:: Entries provided ::
===============

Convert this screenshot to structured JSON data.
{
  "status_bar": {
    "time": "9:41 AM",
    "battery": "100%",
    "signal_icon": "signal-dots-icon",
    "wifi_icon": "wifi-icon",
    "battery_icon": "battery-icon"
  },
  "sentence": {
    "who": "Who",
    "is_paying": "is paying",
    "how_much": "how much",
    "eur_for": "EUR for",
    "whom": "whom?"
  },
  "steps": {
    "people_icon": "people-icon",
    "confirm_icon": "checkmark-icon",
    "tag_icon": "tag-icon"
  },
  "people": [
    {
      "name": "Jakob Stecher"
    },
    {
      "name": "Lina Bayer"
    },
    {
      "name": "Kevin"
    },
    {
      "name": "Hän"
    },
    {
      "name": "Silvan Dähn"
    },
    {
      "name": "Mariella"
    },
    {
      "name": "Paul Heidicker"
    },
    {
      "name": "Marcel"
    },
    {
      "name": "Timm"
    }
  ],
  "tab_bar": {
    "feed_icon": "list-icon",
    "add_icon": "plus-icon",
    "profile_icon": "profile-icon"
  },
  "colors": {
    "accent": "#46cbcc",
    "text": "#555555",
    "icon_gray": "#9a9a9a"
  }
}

===============

:: Task instructions ::
Restate the records, all of them, precisely as written.

:: Written solution ::
Convert this screenshot to structured JSON data.
{
  "status_bar": {
    "time": "9:41 AM",
    "battery": "100%",
    "signal_icon": "signal-dots-icon",
    "wifi_icon": "wifi-icon",
    "battery_icon": "battery-icon"
  },
  "sentence": {
    "who": "Who",
    "is_paying": "is paying",
    "how_much": "how much",
    "eur_for": "EUR for",
    "whom": "whom?"
  },
  "steps": {
    "people_icon": "people-icon",
    "confirm_icon": "checkmark-icon",
    "tag_icon": "tag-icon"
  },
  "people": [
    {
      "name": "Jakob Stecher"
    },
    {
      "name": "Lina Bayer"
    },
    {
      "name": "Kevin"
    },
    {
      "name": "Hän"
    },
    {
      "name": "Silvan Dähn"
    },
    {
      "name": "Mariella"
    },
    {
      "name": "Paul Heidicker"
    },
    {
      "name": "Marcel"
    },
    {
      "name": "Timm"
    }
  ],
  "tab_bar": {
    "feed_icon": "list-icon",
    "add_icon": "plus-icon",
    "profile_icon": "profile-icon"
  },
  "colors": {
    "accent": "#46cbcc",
    "text": "#555555",
    "icon_gray": "#9a9a9a"
  }
}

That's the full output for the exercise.